--- WHAT TO DO ---
Write out all entries word for word.

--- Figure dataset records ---
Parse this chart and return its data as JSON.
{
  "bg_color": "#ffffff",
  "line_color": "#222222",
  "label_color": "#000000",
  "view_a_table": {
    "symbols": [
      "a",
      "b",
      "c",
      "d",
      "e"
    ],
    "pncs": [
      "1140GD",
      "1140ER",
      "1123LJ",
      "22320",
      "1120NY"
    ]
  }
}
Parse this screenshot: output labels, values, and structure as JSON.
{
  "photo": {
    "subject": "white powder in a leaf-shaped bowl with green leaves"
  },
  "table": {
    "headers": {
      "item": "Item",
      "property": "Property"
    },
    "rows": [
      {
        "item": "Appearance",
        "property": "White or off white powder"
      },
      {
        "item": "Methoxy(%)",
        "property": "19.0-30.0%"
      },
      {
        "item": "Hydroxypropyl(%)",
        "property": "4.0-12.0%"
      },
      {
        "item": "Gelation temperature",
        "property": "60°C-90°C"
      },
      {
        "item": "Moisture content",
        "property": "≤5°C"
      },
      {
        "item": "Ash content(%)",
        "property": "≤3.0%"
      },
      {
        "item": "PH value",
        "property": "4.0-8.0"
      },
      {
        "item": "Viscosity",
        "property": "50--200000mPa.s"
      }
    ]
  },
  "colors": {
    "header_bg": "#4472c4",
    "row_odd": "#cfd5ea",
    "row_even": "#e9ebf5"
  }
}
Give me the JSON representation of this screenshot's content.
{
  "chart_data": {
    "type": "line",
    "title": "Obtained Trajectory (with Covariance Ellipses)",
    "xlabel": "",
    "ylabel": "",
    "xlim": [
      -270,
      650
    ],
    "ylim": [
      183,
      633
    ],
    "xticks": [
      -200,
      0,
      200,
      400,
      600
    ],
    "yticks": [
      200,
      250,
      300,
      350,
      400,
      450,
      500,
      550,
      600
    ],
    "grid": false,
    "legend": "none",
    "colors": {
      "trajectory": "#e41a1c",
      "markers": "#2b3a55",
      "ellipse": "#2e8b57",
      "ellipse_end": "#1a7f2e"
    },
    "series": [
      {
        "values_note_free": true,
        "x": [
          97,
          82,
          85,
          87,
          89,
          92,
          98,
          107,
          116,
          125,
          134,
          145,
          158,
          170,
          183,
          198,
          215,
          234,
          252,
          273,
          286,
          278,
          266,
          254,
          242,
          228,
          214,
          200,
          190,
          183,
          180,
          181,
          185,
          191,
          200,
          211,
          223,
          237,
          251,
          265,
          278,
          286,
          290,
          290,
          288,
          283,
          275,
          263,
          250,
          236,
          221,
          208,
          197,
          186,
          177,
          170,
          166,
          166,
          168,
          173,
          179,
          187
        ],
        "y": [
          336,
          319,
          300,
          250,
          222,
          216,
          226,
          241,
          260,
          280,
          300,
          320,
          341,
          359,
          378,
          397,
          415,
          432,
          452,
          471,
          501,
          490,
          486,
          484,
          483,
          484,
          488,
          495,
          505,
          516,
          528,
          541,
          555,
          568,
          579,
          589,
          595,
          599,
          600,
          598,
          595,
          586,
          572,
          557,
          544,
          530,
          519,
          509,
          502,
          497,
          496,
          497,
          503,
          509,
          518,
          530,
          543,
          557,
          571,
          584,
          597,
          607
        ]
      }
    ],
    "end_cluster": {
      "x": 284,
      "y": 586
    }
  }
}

--- TASK ANSWER ---
Parse this chart and return its data as JSON.
{
  "bg_color": "#ffffff",
  "line_color": "#222222",
  "label_color": "#000000",
  "view_a_table": {
    "symbols": [
      "a",
      "b",
      "c",
      "d",
      "e"
    ],
    "pncs": [
      "1140GD",
      "1140ER",
      "1123LJ",
      "22320",
      "1120NY"
    ]
  }
}
Parse this screenshot: output labels, values, and structure as JSON.
{
  "photo": {
    "subject": "white powder in a leaf-shaped bowl with green leaves"
  },
  "table": {
    "headers": {
      "item": "Item",
      "property": "Property"
    },
    "rows": [
      {
        "item": "Appearance",
        "property": "White or off white powder"
      },
      {
        "item": "Methoxy(%)",
        "property": "19.0-30.0%"
      },
      {
        "item": "Hydroxypropyl(%)",
        "property": "4.0-12.0%"
      },
      {
        "item": "Gelation temperature",
        "property": "60°C-90°C"
      },
      {
        "item": "Moisture content",
        "property": "≤5°C"
      },
      {
        "item": "Ash content(%)",
        "property": "≤3.0%"
      },
      {
        "item": "PH value",
        "property": "4.0-8.0"
      },
      {
        "item": "Viscosity",
        "property": "50--200000mPa.s"
      }
    ]
  },
  "colors": {
    "header_bg": "#4472c4",
    "row_odd": "#cfd5ea",
    "row_even": "#e9ebf5"
  }
}
Give me the JSON representation of this screenshot's content.
{
  "chart_data": {
    "type": "line",
    "title": "Obtained Trajectory (with Covariance Ellipses)",
    "xlabel": "",
    "ylabel": "",
    "xlim": [
      -270,
      650
    ],
    "ylim": [
      183,
      633
    ],
    "xticks": [
      -200,
      0,
      200,
      400,
      600
    ],
    "yticks": [
      200,
      250,
      300,
      350,
      400,
      450,
      500,
      550,
      600
    ],
    "grid": false,
    "legend": "none",
    "colors": {
      "trajectory": "#e41a1c",
      "markers": "#2b3a55",
      "ellipse": "#2e8b57",
      "ellipse_end": "#1a7f2e"
    },
    "series": [
      {
        "values_note_free": true,
        "x": [
          97,
          82,
          85,
          87,
          89,
          92,
          98,
          107,
          116,
          125,
          134,
          145,
          158,
          170,
          183,
          198,
          215,
          234,
          252,
          273,
          286,
          278,
          266,
          254,
          242,
          228,
          214,
          200,
          190,
          183,
          180,
          181,
          185,
          191,
          200,
          211,
          223,
          237,
          251,
          265,
          278,
          286,
          290,
          290,
          288,
          283,
          275,
          263,
          250,
          236,
          221,
          208,
          197,
          186,
          177,
          170,
          166,
          166,
          168,
          173,
          179,
          187
        ],
        "y": [
          336,
          319,
          300,
          250,
          222,
          216,
          226,
          241,
          260,
          280,
          300,
          320,
          341,
          359,
          378,
          397,
          415,
          432,
          452,
          471,
          501,
          490,
          486,
          484,
          483,
          484,
          488,
          495,
          505,
          516,
          528,
          541,
          555,
          568,
          579,
          589,
          595,
          599,
          600,
          598,
          595,
          586,
          572,
          557,
          544,
          530,
          519,
          509,
          502,
          497,
          496,
          497,
          503,
          509,
          518,
          530,
          543,
          557,
          571,
          584,
          597,
          607
        ]
      }
    ],
    "end_cluster": {
      "x": 284,
      "y": 586
    }
  }
}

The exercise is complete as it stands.